# THE EXERCISE
Go through the material and tally the lines containing the string "hyvin". Give the total alone.

# DATA ROWS
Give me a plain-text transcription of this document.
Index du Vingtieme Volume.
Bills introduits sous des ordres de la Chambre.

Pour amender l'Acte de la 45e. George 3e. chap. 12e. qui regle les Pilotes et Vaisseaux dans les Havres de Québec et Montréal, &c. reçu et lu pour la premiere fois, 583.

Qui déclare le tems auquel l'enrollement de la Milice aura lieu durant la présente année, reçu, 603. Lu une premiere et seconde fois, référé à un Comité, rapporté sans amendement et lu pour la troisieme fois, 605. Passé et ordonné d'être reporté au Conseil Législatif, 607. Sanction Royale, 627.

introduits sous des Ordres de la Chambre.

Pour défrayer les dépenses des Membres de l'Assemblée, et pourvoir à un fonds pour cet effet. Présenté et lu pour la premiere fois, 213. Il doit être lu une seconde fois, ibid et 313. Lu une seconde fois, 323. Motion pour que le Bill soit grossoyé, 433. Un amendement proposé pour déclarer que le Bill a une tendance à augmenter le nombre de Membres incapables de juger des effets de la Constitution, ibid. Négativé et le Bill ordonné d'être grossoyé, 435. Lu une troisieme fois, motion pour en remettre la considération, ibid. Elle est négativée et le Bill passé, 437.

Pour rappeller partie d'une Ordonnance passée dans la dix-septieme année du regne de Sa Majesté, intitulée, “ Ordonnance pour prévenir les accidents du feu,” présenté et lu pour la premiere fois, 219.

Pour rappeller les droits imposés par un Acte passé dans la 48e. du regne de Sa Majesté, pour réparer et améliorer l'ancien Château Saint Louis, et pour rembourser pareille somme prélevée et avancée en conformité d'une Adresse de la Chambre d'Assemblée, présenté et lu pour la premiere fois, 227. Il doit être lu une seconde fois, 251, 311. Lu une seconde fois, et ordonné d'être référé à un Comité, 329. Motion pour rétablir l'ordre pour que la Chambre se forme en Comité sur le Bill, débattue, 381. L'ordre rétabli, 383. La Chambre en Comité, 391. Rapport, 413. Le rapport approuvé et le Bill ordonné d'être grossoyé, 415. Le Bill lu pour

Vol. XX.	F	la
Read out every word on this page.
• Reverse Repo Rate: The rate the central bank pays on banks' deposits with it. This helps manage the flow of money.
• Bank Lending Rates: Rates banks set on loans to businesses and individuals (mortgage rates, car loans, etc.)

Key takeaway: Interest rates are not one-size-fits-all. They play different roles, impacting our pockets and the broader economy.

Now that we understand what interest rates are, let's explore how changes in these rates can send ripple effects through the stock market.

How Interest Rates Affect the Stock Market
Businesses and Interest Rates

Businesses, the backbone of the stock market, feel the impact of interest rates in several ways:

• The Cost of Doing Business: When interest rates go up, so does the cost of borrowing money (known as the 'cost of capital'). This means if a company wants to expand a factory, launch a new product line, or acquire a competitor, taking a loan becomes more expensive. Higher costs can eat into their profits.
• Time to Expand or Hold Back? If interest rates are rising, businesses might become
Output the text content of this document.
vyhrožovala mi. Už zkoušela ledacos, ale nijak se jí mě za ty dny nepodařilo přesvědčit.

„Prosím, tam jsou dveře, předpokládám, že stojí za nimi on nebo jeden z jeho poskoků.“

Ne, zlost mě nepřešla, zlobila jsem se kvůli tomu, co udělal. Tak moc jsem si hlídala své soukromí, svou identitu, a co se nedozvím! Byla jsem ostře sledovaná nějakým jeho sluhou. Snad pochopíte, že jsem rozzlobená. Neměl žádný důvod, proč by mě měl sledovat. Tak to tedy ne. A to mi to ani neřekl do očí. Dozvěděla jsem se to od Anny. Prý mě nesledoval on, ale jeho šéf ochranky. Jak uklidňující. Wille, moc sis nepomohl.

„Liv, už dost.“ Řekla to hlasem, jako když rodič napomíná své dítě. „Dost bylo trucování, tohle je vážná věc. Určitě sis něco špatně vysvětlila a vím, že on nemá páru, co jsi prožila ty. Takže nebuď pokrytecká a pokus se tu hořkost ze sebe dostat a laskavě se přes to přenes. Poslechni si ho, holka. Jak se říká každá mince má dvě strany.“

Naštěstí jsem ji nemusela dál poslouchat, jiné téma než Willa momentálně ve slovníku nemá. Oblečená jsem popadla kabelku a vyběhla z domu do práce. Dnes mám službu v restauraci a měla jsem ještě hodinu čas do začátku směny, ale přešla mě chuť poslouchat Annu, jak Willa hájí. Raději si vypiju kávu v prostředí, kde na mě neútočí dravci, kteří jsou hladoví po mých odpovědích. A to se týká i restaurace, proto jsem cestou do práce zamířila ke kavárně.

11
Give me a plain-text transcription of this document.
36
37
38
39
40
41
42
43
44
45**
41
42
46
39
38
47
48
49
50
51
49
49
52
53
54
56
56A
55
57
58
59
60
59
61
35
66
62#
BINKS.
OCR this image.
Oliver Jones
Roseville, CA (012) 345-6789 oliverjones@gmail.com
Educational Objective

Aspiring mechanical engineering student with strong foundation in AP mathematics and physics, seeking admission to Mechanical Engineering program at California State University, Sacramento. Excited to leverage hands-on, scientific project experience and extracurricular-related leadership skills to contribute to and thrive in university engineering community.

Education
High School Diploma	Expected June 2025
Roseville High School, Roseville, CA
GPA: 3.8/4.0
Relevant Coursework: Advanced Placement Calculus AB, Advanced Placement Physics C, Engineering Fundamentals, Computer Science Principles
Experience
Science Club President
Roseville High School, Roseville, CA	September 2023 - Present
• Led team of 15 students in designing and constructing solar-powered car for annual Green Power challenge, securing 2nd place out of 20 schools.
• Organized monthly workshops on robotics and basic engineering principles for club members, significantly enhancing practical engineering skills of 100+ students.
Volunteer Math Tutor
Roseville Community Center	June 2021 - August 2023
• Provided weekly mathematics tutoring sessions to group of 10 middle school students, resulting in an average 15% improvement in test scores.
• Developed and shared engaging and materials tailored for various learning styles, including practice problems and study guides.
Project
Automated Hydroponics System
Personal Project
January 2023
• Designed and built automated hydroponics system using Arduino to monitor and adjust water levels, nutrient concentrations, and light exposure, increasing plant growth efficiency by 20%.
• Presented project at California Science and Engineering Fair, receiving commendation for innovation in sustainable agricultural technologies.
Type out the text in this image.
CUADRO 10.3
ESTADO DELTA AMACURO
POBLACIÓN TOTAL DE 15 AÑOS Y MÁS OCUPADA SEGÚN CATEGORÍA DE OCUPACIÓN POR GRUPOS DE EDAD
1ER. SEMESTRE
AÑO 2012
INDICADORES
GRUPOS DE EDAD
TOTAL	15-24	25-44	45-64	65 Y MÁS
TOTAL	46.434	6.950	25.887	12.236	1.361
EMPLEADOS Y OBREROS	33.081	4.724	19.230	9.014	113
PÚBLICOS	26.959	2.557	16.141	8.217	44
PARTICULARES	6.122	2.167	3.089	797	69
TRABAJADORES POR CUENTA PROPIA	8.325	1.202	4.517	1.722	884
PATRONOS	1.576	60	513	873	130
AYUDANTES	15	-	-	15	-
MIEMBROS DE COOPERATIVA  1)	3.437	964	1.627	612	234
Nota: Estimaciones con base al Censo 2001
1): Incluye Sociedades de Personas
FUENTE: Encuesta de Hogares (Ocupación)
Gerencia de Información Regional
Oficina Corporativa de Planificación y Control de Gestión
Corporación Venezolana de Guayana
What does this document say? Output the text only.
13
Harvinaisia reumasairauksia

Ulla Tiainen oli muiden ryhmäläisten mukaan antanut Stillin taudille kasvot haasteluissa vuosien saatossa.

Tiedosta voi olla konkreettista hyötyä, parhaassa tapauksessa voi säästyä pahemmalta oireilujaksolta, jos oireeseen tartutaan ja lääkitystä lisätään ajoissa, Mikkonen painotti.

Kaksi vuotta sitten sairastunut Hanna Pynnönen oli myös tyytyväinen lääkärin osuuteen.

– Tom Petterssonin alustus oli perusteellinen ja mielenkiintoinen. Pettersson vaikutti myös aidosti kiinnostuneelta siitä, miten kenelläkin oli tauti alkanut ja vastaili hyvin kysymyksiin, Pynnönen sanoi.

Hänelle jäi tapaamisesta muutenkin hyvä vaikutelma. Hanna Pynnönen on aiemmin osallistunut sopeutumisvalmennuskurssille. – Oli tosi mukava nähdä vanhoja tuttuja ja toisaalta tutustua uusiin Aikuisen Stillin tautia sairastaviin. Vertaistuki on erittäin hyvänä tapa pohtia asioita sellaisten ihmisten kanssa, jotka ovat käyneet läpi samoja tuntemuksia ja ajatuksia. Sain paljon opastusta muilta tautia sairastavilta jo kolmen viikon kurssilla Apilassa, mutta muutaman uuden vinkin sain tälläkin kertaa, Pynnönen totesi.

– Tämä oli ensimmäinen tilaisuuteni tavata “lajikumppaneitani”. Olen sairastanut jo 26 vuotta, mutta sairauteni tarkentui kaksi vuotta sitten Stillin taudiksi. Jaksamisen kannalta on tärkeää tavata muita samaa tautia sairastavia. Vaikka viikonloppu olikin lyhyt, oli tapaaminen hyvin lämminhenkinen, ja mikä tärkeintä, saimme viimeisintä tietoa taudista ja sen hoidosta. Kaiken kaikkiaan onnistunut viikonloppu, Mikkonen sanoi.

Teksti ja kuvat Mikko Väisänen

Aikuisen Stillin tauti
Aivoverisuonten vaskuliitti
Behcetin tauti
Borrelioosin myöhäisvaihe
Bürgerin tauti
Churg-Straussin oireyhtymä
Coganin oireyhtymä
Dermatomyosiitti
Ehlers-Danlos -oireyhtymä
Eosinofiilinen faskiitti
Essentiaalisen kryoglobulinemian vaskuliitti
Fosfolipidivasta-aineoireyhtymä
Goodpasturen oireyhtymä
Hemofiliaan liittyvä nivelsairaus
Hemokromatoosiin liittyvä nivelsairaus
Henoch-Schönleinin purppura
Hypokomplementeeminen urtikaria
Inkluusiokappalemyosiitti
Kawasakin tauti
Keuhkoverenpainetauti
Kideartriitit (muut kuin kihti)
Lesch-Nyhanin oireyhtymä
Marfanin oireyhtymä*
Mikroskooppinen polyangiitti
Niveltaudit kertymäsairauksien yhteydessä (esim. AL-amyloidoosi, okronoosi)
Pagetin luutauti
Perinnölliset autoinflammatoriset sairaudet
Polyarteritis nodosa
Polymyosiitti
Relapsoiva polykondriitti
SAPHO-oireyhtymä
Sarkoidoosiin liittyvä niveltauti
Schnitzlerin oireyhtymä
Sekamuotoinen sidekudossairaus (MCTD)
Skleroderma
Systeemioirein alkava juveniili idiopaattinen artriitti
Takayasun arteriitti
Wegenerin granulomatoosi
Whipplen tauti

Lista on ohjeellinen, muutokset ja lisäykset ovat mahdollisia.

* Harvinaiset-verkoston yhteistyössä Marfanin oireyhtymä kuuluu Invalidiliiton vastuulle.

# RESPONSE TO THE EXERCISE
2